The task – Retype all of the data. Every line must match exactly.

###

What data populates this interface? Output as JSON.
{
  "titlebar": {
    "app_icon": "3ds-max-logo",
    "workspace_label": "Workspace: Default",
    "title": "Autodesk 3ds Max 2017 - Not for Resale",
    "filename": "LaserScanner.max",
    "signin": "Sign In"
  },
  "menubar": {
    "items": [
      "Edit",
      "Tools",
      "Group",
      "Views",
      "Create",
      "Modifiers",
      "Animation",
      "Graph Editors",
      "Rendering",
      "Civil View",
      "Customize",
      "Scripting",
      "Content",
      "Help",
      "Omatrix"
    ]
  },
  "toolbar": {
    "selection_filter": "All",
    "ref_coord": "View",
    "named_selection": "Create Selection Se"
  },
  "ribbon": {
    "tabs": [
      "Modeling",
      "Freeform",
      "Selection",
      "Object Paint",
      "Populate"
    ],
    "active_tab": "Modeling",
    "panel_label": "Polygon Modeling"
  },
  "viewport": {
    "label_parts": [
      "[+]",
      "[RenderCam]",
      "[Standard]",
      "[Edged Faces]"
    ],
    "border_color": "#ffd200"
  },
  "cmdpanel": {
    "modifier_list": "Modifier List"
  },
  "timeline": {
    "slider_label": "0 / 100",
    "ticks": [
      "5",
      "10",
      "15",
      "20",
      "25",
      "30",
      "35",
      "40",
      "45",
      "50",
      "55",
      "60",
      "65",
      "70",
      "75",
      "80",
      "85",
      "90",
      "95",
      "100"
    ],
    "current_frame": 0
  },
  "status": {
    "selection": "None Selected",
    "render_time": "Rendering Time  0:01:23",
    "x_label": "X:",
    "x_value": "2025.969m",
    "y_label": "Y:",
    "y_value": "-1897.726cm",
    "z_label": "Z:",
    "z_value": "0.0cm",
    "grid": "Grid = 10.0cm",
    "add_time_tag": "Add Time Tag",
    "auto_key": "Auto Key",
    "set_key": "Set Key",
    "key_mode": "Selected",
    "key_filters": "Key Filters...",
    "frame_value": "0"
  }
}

###

Written response –
What data populates this interface? Output as JSON.
{
  "titlebar": {
    "app_icon": "3ds-max-logo",
    "workspace_label": "Workspace: Default",
    "title": "Autodesk 3ds Max 2017 - Not for Resale",
    "filename": "LaserScanner.max",
    "signin": "Sign In"
  },
  "menubar": {
    "items": [
      "Edit",
      "Tools",
      "Group",
      "Views",
      "Create",
      "Modifiers",
      "Animation",
      "Graph Editors",
      "Rendering",
      "Civil View",
      "Customize",
      "Scripting",
      "Content",
      "Help",
      "Omatrix"
    ]
  },
  "toolbar": {
    "selection_filter": "All",
    "ref_coord": "View",
    "named_selection": "Create Selection Se"
  },
  "ribbon": {
    "tabs": [
      "Modeling",
      "Freeform",
      "Selection",
      "Object Paint",
      "Populate"
    ],
    "active_tab": "Modeling",
    "panel_label": "Polygon Modeling"
  },
  "viewport": {
    "label_parts": [
      "[+]",
      "[RenderCam]",
      "[Standard]",
      "[Edged Faces]"
    ],
    "border_color": "#ffd200"
  },
  "cmdpanel": {
    "modifier_list": "Modifier List"
  },
  "timeline": {
    "slider_label": "0 / 100",
    "ticks": [
      "5",
      "10",
      "15",
      "20",
      "25",
      "30",
      "35",
      "40",
      "45",
      "50",
      "55",
      "60",
      "65",
      "70",
      "75",
      "80",
      "85",
      "90",
      "95",
      "100"
    ],
    "current_frame": 0
  },
  "status": {
    "selection": "None Selected",
    "render_time": "Rendering Time  0:01:23",
    "x_label": "X:",
    "x_value": "2025.969m",
    "y_label": "Y:",
    "y_value": "-1897.726cm",
    "z_label": "Z:",
    "z_value": "0.0cm",
    "grid": "Grid = 10.0cm",
    "add_time_tag": "Add Time Tag",
    "auto_key": "Auto Key",
    "set_key": "Set Key",
    "key_mode": "Selected",
    "key_filters": "Key Filters...",
    "frame_value": "0"
  }
}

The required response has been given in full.